[Data in this exercise — start]

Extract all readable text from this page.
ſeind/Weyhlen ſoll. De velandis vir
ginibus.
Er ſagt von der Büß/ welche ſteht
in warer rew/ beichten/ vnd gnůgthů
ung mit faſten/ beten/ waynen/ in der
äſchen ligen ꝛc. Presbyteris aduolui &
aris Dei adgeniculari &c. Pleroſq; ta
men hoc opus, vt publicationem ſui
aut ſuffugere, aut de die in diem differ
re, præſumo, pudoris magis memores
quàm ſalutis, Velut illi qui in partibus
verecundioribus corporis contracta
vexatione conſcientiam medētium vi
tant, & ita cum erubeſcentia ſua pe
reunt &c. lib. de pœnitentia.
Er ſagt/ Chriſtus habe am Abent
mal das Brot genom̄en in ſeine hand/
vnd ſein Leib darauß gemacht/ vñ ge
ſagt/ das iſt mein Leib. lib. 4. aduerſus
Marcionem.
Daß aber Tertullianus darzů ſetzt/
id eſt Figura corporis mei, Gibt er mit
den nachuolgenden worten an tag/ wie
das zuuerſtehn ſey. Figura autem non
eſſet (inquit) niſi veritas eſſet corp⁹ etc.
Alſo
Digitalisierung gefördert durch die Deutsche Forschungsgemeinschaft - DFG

[Data in this exercise — finish]

> What you should do:
Retype the data exactly as it reads.

> Task output:
Extract all readable text from this page.
ſeind/Weyhlen ſoll. De velandis vir
ginibus.
Er ſagt von der Büß/ welche ſteht
in warer rew/ beichten/ vnd gnůgthů
ung mit faſten/ beten/ waynen/ in der
äſchen ligen ꝛc. Presbyteris aduolui &
aris Dei adgeniculari &c. Pleroſq; ta
men hoc opus, vt publicationem ſui
aut ſuffugere, aut de die in diem differ
re, præſumo, pudoris magis memores
quàm ſalutis, Velut illi qui in partibus
verecundioribus corporis contracta
vexatione conſcientiam medētium vi
tant, & ita cum erubeſcentia ſua pe
reunt &c. lib. de pœnitentia.
Er ſagt/ Chriſtus habe am Abent
mal das Brot genom̄en in ſeine hand/
vnd ſein Leib darauß gemacht/ vñ ge
ſagt/ das iſt mein Leib. lib. 4. aduerſus
Marcionem.
Daß aber Tertullianus darzů ſetzt/
id eſt Figura corporis mei, Gibt er mit
den nachuolgenden worten an tag/ wie
das zuuerſtehn ſey. Figura autem non
eſſet (inquit) niſi veritas eſſet corp⁹ etc.
Alſo
Digitalisierung gefördert durch die Deutsche Forschungsgemeinschaft - DFG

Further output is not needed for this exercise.